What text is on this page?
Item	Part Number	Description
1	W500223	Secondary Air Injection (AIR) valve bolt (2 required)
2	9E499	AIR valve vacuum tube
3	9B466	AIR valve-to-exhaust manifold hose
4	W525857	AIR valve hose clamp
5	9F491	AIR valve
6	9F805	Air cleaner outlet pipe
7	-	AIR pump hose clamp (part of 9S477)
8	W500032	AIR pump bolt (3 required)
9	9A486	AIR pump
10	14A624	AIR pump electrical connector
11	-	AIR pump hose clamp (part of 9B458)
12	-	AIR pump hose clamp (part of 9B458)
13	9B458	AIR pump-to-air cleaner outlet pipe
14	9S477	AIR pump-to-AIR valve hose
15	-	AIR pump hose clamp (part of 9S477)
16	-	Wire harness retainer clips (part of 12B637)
□ □ □ □ □
Retype the material above, line by line, exactly.

What text is on this page?
Item	Part Number	Description
1	W500223	Secondary Air Injection (AIR) valve bolt (2 required)
2	9E499	AIR valve vacuum tube
3	9B466	AIR valve-to-exhaust manifold hose
4	W525857	AIR valve hose clamp
5	9F491	AIR valve
6	9F805	Air cleaner outlet pipe
7	-	AIR pump hose clamp (part of 9S477)
8	W500032	AIR pump bolt (3 required)
9	9A486	AIR pump
10	14A624	AIR pump electrical connector
11	-	AIR pump hose clamp (part of 9B458)
12	-	AIR pump hose clamp (part of 9B458)
13	9B458	AIR pump-to-air cleaner outlet pipe
14	9S477	AIR pump-to-AIR valve hose
15	-	AIR pump hose clamp (part of 9S477)
16	-	Wire harness retainer clips (part of 12B637)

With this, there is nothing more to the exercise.